→ **The problem**
Exclude the pictures, then repeat the remaining data exactly.

(Extracted records)
━━━
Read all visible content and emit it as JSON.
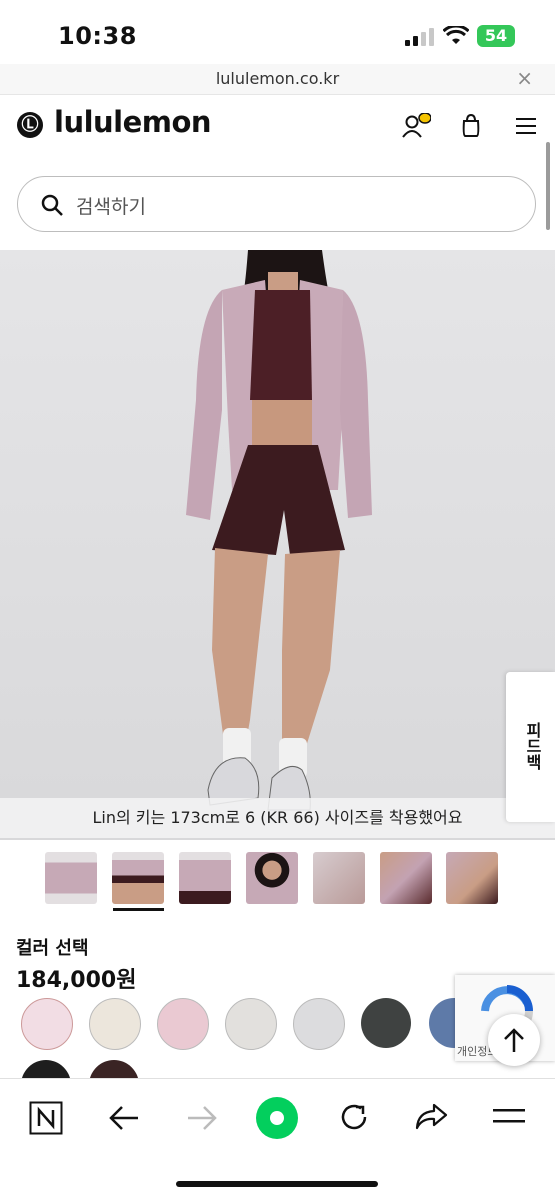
{
  "status_bar": {
    "time": "10:38",
    "battery": "54"
  },
  "browser": {
    "url": "lululemon.co.kr",
    "close_glyph": "×"
  },
  "header": {
    "logo_mark": "Ⓛ",
    "brand": "lululemon",
    "icons": [
      "account-icon",
      "bag-icon",
      "menu-icon"
    ]
  },
  "search": {
    "placeholder": "검색하기"
  },
  "product": {
    "image_caption": "Lin의 키는 173cm로 6 (KR 66) 사이즈를 착용했어요",
    "side_tab_label": "피드백",
    "color_label": "컬러 선택",
    "price": "184,000원",
    "swatches": [
      "#f2dde4",
      "#ece6dc",
      "#eac9d2",
      "#e2e0dd",
      "#dcdcde",
      "#3f4241",
      "#5e7aa8",
      "#1e1e1e",
      "#3a2424"
    ]
  },
  "recaptcha": {
    "footer_text": "개인정보 - 약관"
  },
  "toolbar": {
    "items": [
      "naver-n-icon",
      "back-icon",
      "forward-icon",
      "green-dot-icon",
      "reload-icon",
      "share-icon",
      "menu-icon"
    ]
  }
}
━━━
→ **Exercise response**
Read all visible content and emit it as JSON.
{
  "status_bar": {
    "time": "10:38",
    "battery": "54"
  },
  "browser": {
    "url": "lululemon.co.kr",
    "close_glyph": "×"
  },
  "header": {
    "logo_mark": "Ⓛ",
    "brand": "lululemon",
    "icons": [
      "account-icon",
      "bag-icon",
      "menu-icon"
    ]
  },
  "search": {
    "placeholder": "검색하기"
  },
  "product": {
    "image_caption": "Lin의 키는 173cm로 6 (KR 66) 사이즈를 착용했어요",
    "side_tab_label": "피드백",
    "color_label": "컬러 선택",
    "price": "184,000원",
    "swatches": [
      "#f2dde4",
      "#ece6dc",
      "#eac9d2",
      "#e2e0dd",
      "#dcdcde",
      "#3f4241",
      "#5e7aa8",
      "#1e1e1e",
      "#3a2424"
    ]
  },
  "recaptcha": {
    "footer_text": "개인정보 - 약관"
  },
  "toolbar": {
    "items": [
      "naver-n-icon",
      "back-icon",
      "forward-icon",
      "green-dot-icon",
      "reload-icon",
      "share-icon",
      "menu-icon"
    ]
  }
}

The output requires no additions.